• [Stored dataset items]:
## Begin
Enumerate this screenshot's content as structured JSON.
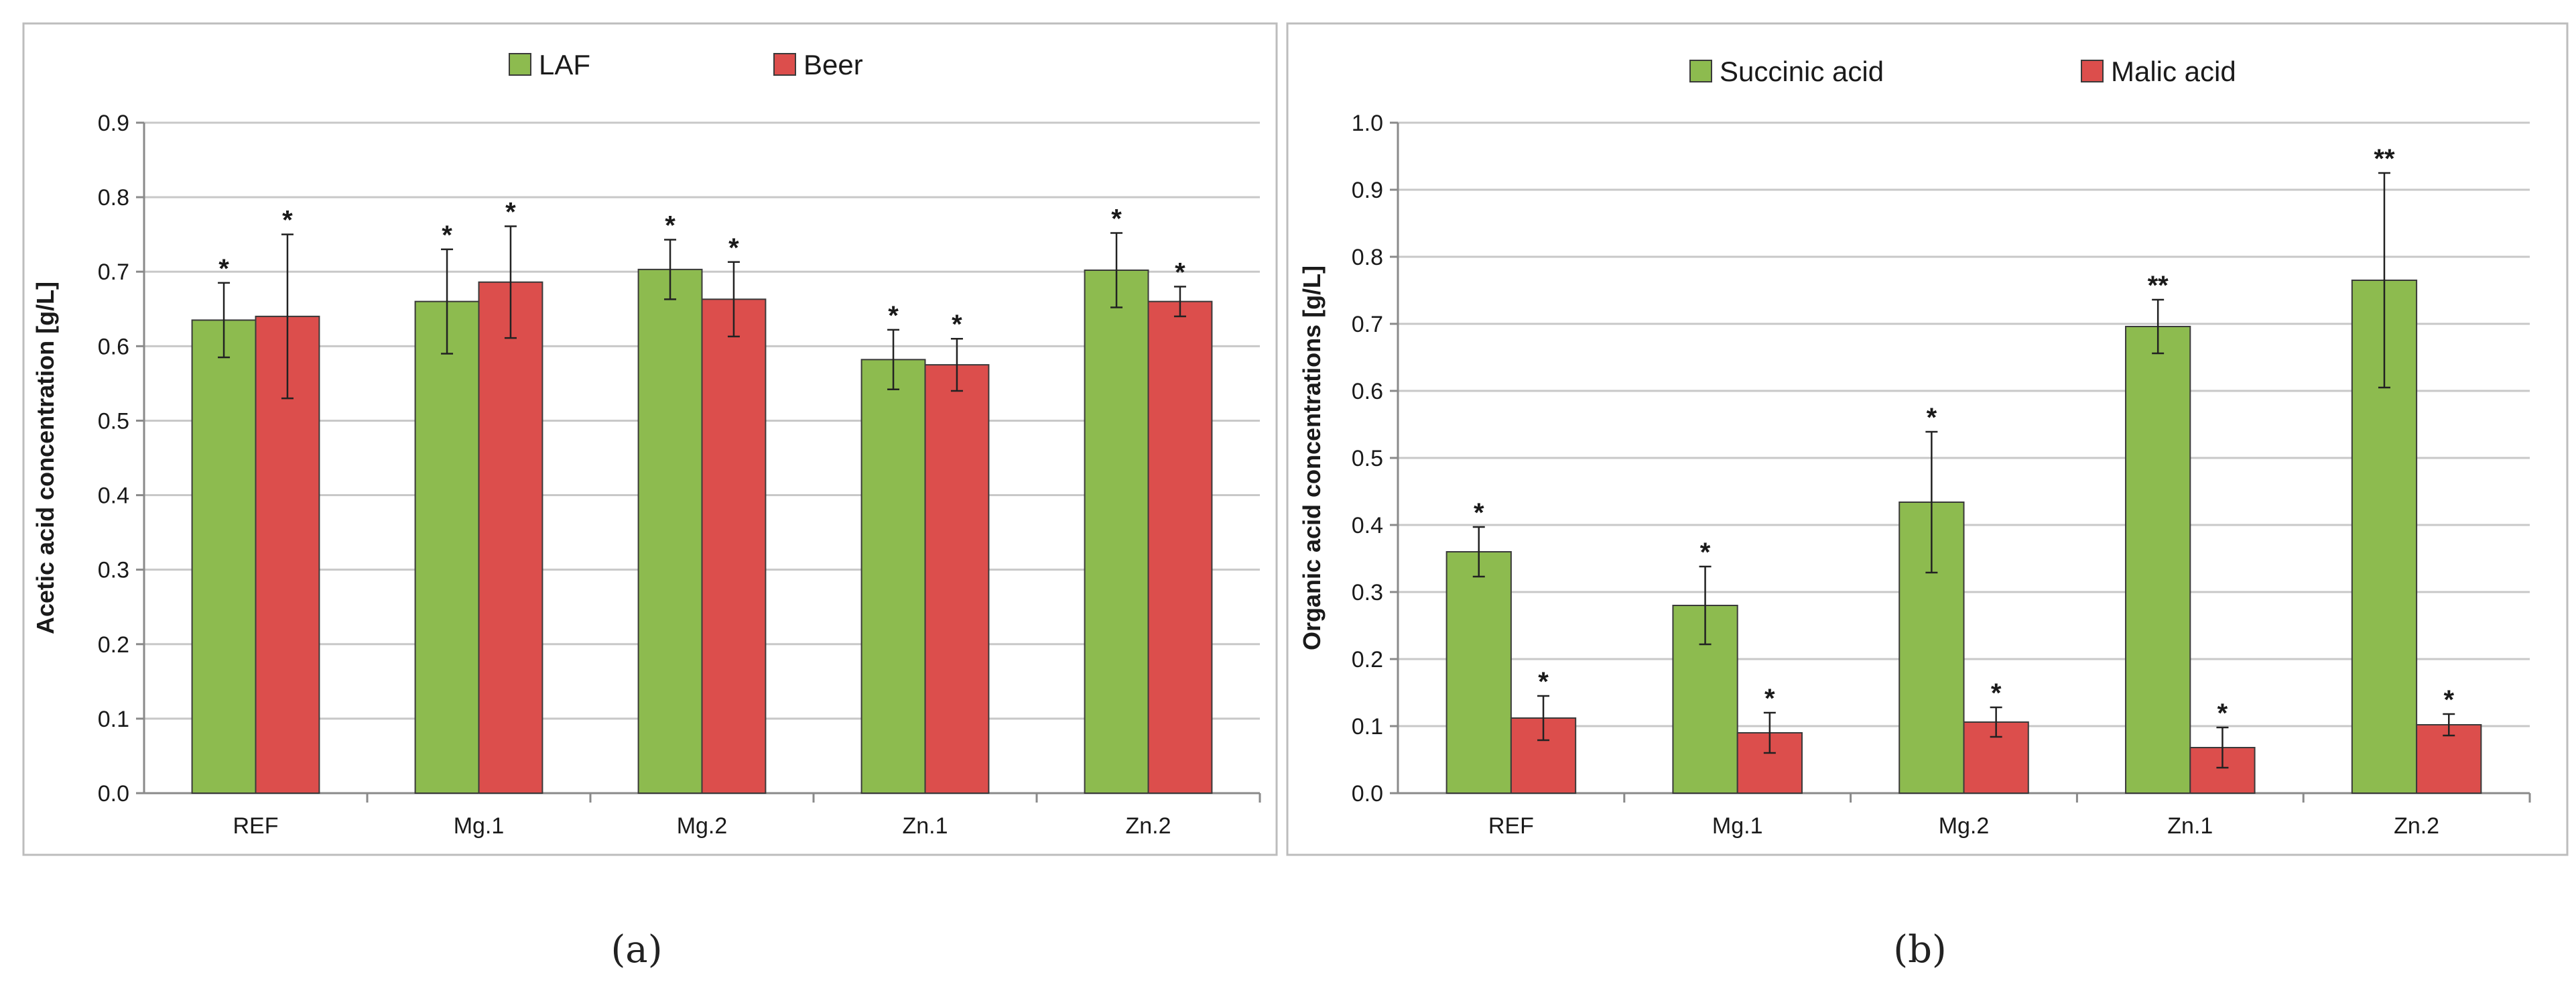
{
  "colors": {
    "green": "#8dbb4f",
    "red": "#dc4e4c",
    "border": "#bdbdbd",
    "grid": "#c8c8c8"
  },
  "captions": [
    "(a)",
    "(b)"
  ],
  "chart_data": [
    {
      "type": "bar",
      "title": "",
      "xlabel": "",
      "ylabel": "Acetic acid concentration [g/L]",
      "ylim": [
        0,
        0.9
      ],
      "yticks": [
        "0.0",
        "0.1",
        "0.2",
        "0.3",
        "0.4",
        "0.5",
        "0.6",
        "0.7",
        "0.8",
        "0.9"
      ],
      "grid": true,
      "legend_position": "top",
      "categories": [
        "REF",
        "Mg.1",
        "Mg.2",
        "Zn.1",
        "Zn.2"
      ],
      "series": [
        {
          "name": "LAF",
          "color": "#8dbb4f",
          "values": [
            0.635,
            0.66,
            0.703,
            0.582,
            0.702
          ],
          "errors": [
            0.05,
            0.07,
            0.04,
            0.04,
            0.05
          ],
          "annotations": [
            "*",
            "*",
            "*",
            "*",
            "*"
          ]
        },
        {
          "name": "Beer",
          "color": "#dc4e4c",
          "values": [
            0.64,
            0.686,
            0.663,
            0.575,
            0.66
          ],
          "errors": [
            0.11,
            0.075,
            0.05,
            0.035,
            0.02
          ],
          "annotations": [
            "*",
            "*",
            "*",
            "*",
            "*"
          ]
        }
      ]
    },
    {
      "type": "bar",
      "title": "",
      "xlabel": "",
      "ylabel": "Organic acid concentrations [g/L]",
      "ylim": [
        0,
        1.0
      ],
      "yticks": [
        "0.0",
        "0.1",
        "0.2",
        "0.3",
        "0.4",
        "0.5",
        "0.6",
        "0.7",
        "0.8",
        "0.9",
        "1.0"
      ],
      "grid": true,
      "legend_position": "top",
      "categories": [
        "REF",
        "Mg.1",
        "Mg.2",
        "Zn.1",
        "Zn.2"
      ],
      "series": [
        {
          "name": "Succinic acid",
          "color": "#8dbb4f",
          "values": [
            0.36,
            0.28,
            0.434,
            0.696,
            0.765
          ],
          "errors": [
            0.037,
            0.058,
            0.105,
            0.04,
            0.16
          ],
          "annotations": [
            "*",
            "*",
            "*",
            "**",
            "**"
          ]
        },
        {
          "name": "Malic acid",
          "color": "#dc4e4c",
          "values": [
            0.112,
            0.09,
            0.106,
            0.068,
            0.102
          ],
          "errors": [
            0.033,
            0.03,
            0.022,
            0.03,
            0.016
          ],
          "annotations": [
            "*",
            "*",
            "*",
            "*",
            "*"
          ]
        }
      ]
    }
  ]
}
## End
• [Written instruction]: Transcribe the records verbatim and omit the images.

• [Solution to this task]:
Enumerate this screenshot's content as structured JSON.
{
  "colors": {
    "green": "#8dbb4f",
    "red": "#dc4e4c",
    "border": "#bdbdbd",
    "grid": "#c8c8c8"
  },
  "captions": [
    "(a)",
    "(b)"
  ],
  "chart_data": [
    {
      "type": "bar",
      "title": "",
      "xlabel": "",
      "ylabel": "Acetic acid concentration [g/L]",
      "ylim": [
        0,
        0.9
      ],
      "yticks": [
        "0.0",
        "0.1",
        "0.2",
        "0.3",
        "0.4",
        "0.5",
        "0.6",
        "0.7",
        "0.8",
        "0.9"
      ],
      "grid": true,
      "legend_position": "top",
      "categories": [
        "REF",
        "Mg.1",
        "Mg.2",
        "Zn.1",
        "Zn.2"
      ],
      "series": [
        {
          "name": "LAF",
          "color": "#8dbb4f",
          "values": [
            0.635,
            0.66,
            0.703,
            0.582,
            0.702
          ],
          "errors": [
            0.05,
            0.07,
            0.04,
            0.04,
            0.05
          ],
          "annotations": [
            "*",
            "*",
            "*",
            "*",
            "*"
          ]
        },
        {
          "name": "Beer",
          "color": "#dc4e4c",
          "values": [
            0.64,
            0.686,
            0.663,
            0.575,
            0.66
          ],
          "errors": [
            0.11,
            0.075,
            0.05,
            0.035,
            0.02
          ],
          "annotations": [
            "*",
            "*",
            "*",
            "*",
            "*"
          ]
        }
      ]
    },
    {
      "type": "bar",
      "title": "",
      "xlabel": "",
      "ylabel": "Organic acid concentrations [g/L]",
      "ylim": [
        0,
        1.0
      ],
      "yticks": [
        "0.0",
        "0.1",
        "0.2",
        "0.3",
        "0.4",
        "0.5",
        "0.6",
        "0.7",
        "0.8",
        "0.9",
        "1.0"
      ],
      "grid": true,
      "legend_position": "top",
      "categories": [
        "REF",
        "Mg.1",
        "Mg.2",
        "Zn.1",
        "Zn.2"
      ],
      "series": [
        {
          "name": "Succinic acid",
          "color": "#8dbb4f",
          "values": [
            0.36,
            0.28,
            0.434,
            0.696,
            0.765
          ],
          "errors": [
            0.037,
            0.058,
            0.105,
            0.04,
            0.16
          ],
          "annotations": [
            "*",
            "*",
            "*",
            "**",
            "**"
          ]
        },
        {
          "name": "Malic acid",
          "color": "#dc4e4c",
          "values": [
            0.112,
            0.09,
            0.106,
            0.068,
            0.102
          ],
          "errors": [
            0.033,
            0.03,
            0.022,
            0.03,
            0.016
          ],
          "annotations": [
            "*",
            "*",
            "*",
            "*",
            "*"
          ]
        }
      ]
    }
  ]
}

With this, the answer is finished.